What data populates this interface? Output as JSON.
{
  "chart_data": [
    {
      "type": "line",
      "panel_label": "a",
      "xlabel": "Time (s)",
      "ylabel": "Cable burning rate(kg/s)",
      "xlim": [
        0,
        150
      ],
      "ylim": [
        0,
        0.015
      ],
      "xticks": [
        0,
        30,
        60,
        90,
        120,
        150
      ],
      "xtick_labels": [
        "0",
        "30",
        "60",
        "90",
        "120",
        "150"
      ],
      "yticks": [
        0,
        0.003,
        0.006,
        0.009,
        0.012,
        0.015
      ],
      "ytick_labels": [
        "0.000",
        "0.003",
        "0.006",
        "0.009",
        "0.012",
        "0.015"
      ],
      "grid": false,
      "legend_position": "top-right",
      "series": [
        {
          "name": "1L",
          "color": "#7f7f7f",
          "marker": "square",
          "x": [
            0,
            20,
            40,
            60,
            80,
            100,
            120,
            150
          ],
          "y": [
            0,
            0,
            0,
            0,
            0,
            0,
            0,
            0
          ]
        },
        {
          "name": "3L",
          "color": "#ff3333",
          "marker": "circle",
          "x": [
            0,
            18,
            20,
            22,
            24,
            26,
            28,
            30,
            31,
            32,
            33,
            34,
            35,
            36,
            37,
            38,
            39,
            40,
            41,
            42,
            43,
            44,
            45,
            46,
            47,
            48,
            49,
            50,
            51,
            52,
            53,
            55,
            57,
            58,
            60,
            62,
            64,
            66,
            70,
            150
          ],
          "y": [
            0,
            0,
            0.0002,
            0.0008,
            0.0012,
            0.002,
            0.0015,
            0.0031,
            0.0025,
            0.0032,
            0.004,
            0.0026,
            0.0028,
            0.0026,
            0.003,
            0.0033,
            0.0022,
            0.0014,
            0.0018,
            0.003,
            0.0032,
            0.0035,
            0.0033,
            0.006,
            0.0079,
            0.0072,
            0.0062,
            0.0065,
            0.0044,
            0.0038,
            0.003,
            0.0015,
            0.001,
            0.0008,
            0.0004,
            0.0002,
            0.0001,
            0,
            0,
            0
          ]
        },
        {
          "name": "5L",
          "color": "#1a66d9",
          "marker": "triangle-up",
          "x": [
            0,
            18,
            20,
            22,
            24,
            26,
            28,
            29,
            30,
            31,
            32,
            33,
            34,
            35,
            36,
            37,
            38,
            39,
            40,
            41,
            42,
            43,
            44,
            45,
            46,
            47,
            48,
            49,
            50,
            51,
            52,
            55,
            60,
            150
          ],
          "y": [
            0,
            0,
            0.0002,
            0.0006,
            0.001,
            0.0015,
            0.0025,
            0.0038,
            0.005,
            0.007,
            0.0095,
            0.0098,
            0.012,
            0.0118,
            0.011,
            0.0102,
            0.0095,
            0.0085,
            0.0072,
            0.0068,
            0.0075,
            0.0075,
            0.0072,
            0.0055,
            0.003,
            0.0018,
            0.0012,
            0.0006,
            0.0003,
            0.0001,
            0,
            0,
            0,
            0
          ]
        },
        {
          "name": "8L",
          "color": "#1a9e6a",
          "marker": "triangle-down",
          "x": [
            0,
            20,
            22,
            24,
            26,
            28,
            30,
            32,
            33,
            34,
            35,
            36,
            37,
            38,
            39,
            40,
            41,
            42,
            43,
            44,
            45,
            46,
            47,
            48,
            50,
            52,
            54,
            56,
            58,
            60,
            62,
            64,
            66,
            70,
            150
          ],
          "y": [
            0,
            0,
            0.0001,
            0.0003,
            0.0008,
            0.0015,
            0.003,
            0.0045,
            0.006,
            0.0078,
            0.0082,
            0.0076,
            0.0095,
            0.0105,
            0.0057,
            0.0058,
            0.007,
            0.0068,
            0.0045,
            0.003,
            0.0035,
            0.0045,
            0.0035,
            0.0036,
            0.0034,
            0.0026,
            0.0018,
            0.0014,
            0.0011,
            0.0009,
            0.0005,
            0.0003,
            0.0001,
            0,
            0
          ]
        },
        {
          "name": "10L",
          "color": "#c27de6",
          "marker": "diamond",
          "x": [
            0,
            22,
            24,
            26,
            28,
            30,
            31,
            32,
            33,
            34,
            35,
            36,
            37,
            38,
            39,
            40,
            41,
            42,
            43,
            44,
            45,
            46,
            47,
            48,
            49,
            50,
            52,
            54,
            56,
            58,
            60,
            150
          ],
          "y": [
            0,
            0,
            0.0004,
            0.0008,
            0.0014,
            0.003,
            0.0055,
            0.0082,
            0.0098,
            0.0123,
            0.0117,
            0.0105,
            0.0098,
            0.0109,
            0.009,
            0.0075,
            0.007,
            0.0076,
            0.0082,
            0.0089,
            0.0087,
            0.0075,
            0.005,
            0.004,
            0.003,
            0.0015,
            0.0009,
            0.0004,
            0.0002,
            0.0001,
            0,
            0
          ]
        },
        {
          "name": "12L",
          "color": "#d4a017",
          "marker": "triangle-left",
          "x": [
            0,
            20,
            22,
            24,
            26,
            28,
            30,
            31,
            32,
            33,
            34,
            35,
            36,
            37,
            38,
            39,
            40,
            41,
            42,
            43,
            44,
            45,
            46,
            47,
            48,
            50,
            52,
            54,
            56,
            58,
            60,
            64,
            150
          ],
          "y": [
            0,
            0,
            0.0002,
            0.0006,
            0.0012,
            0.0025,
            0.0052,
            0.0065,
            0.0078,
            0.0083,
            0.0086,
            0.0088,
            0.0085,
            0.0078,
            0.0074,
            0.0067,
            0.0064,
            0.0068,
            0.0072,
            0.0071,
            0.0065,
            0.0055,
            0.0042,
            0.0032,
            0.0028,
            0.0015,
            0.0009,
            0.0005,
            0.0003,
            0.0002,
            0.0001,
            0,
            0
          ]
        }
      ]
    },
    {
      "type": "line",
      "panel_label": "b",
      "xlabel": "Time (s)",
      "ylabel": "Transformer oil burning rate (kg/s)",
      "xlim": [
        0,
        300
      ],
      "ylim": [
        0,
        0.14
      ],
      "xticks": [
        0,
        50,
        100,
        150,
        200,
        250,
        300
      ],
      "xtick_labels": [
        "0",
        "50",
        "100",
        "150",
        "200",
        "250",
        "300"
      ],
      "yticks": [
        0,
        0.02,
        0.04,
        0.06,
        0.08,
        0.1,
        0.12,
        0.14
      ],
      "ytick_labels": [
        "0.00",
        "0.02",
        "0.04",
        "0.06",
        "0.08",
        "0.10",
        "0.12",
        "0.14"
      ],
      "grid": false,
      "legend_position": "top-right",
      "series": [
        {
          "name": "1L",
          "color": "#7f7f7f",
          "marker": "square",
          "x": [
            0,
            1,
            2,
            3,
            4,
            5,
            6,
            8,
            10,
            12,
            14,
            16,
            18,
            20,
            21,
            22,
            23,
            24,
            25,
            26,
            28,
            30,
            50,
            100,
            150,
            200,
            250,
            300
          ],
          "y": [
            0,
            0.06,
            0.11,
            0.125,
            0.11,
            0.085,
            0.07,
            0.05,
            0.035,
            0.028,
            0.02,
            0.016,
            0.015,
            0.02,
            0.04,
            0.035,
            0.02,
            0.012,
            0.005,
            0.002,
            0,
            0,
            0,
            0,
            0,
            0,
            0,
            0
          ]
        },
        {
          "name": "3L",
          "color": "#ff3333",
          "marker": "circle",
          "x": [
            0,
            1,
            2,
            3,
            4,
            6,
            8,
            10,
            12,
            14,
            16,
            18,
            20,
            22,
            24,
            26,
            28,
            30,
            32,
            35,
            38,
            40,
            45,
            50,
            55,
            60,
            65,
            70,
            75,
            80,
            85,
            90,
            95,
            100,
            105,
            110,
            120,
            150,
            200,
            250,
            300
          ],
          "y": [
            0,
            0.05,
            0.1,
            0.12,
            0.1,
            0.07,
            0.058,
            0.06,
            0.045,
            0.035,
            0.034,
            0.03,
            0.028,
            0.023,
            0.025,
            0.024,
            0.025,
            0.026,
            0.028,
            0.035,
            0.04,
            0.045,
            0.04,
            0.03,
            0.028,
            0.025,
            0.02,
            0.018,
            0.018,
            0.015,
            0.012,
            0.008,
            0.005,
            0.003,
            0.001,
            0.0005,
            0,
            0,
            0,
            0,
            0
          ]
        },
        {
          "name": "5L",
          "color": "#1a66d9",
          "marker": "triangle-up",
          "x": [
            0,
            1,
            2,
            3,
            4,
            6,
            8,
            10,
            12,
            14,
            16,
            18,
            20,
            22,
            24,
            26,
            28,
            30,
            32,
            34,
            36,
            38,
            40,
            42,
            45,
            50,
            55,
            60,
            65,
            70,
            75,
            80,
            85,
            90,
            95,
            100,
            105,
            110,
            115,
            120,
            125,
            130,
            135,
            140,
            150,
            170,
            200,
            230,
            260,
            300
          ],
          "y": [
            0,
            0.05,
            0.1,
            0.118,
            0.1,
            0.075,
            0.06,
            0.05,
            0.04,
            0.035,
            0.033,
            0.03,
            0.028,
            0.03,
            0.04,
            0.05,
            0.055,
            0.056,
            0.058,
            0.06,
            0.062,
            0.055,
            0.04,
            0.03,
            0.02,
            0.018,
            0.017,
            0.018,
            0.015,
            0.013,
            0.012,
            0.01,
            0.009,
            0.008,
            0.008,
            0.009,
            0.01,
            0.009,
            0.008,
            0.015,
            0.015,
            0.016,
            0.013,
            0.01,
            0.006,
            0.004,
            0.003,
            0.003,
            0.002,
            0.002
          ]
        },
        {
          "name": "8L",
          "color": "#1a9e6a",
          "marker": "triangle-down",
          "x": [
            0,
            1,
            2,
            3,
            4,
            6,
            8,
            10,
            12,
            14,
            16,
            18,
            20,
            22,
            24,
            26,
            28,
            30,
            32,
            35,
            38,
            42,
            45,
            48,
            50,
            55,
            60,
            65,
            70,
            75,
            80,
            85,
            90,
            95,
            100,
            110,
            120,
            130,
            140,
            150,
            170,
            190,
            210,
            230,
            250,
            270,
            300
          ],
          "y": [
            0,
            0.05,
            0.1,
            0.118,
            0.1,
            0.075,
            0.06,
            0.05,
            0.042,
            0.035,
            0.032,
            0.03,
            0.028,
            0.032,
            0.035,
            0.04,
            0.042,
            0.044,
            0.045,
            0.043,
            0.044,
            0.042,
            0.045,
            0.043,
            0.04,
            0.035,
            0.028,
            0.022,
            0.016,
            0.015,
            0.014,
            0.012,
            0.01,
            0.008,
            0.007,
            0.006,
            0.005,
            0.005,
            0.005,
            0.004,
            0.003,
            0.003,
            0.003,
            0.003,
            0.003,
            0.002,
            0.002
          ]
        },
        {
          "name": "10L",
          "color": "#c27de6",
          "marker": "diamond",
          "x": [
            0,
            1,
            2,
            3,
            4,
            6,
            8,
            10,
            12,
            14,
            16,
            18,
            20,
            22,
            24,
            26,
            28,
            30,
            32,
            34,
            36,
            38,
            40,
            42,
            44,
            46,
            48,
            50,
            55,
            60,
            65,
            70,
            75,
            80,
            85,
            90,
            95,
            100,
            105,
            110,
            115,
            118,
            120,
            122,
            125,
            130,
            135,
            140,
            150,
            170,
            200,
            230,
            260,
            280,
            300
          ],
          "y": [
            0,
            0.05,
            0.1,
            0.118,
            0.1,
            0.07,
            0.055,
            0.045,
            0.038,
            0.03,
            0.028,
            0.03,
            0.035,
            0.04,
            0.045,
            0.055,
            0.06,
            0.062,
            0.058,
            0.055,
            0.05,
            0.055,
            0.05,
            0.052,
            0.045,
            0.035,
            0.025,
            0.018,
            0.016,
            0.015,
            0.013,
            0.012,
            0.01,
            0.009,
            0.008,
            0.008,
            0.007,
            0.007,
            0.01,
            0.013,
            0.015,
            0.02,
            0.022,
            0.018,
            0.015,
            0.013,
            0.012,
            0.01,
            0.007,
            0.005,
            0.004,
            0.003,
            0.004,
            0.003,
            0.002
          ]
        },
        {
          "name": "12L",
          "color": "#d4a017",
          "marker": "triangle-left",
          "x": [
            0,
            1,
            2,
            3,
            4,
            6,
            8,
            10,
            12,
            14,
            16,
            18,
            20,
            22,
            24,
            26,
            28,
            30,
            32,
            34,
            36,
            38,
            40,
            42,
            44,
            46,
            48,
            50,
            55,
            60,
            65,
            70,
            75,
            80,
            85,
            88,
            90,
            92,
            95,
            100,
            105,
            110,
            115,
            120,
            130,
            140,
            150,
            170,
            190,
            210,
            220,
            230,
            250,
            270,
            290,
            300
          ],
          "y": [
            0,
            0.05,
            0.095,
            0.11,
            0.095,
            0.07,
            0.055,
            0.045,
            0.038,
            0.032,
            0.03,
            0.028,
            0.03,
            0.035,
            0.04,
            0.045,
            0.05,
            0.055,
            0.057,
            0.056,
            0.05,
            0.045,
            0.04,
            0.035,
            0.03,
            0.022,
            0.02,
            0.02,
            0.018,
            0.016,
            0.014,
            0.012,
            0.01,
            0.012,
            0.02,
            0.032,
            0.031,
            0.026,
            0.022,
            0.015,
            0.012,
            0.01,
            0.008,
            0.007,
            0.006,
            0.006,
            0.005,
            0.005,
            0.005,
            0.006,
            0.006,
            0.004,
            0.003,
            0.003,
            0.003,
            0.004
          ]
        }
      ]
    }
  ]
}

☆ ☆ ☆ ☆ ☆ ☆ ☆

* _BRIEF_
Report the number of lines in the listing above that include the word "burning", and nothing else.

* _RESULT BELOW_
2